Work instructions:
Count the lines below that contain the word "text" and give only the number.

>> begin

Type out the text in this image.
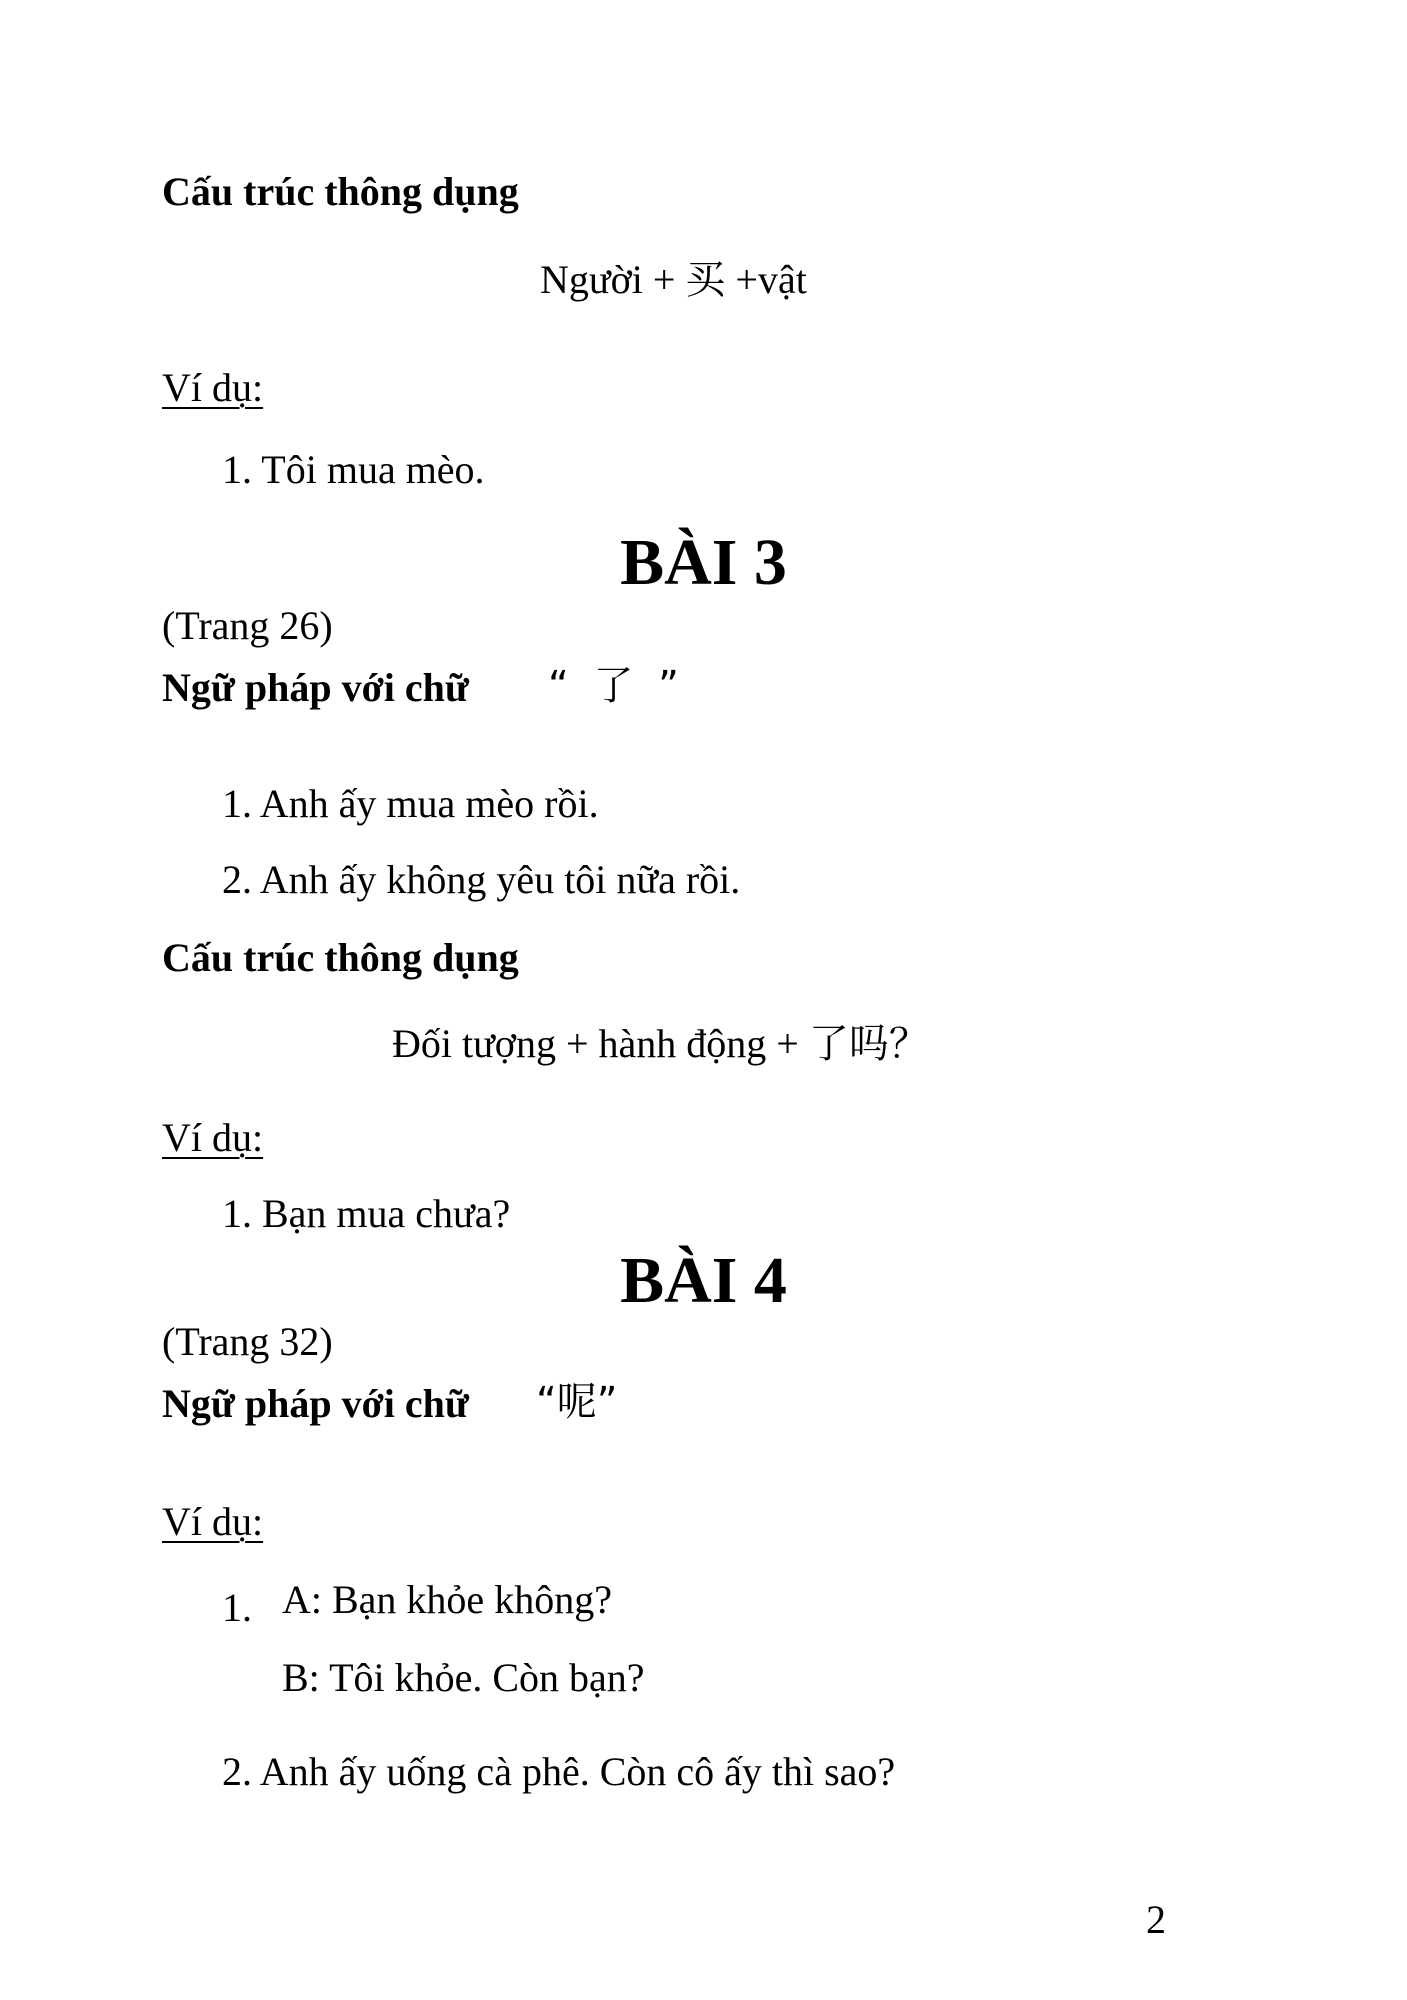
Cấu trúc thông dụng
Người + 买 +vật
Ví dụ:
1. Tôi mua mèo.
BÀI 3
(Trang 26)
Ngữ pháp với chữ “ 了 ”
1. Anh ấy mua mèo rồi.
2. Anh ấy không yêu tôi nữa rồi.
Cấu trúc thông dụng
Đối tượng + hành động + 了吗？
Ví dụ:
1. Bạn mua chưa?
BÀI 4
(Trang 32)
Ngữ pháp với chữ “呢”
Ví dụ:
1. A: Bạn khỏe không?
B: Tôi khỏe. Còn bạn?
2. Anh ấy uống cà phê. Còn cô ấy thì sao?
2
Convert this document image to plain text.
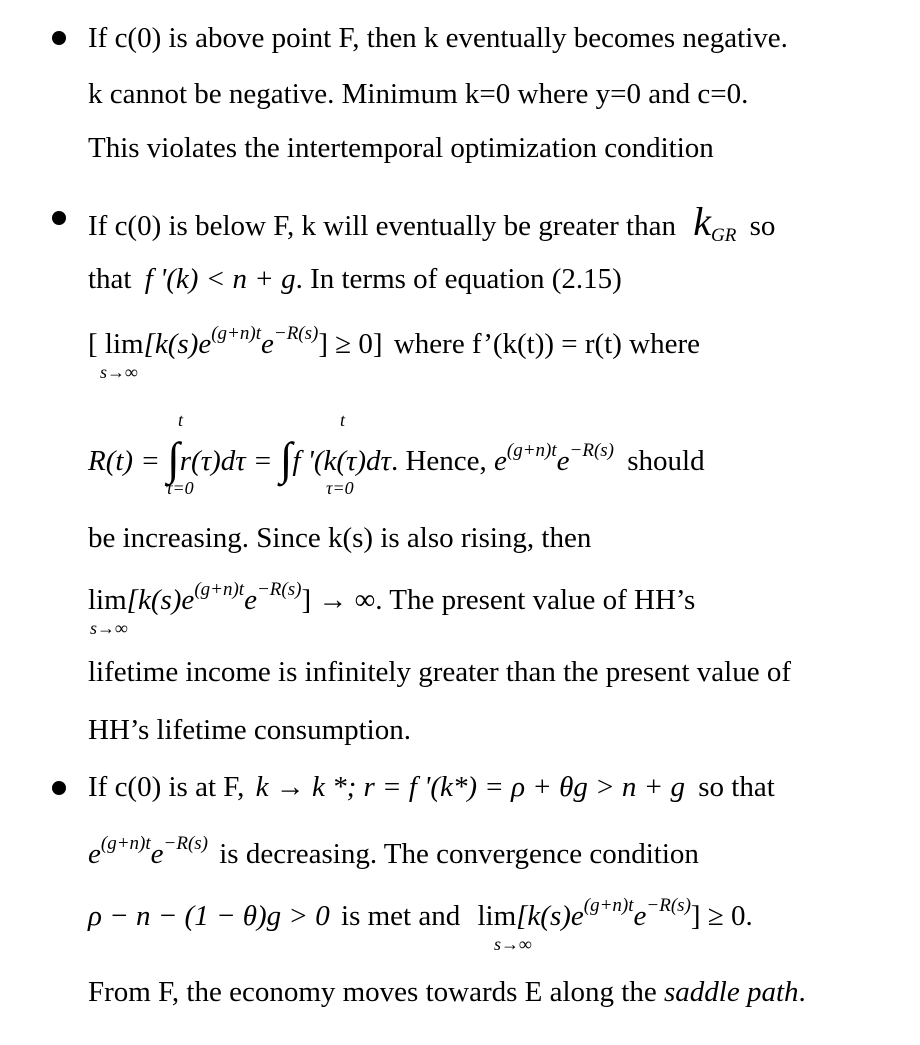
If c(0) is above point F, then k eventually becomes negative.
k cannot be negative. Minimum k=0 where y=0 and c=0.
This violates the intertemporal optimization condition
If c(0) is below F, k will eventually be greater than $k_{GR}$ so
that f '(k) < n + g. In terms of equation (2.15)
[ $\lim[k(s)e^{(g+n)t}e^{-R(s)}] \ge 0$] where f’(k(t)) = r(t) where
s→∞
t	t
R(t) = ∫r(τ)dτ = ∫f '(k(τ)dτ. Hence, $e^{(g+n)t}e^{-R(s)}$ should
τ=0	τ=0
be increasing. Since k(s) is also rising, then
$\lim[k(s)e^{(g+n)t}e^{-R(s)}]$ → ∞. The present value of HH’s
s→∞
lifetime income is infinitely greater than the present value of
HH’s lifetime consumption.
If c(0) is at F, k → k *; r = f '(k*) = ρ + θg > n + g so that
$e^{(g+n)t}e^{-R(s)}$ is decreasing. The convergence condition
ρ − n − (1 − θ)g > 0 is met and $\lim[k(s)e^{(g+n)t}e^{-R(s)}] \ge 0$.
s→∞
From F, the economy moves towards E along the saddle path.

>> end

Completed task:
2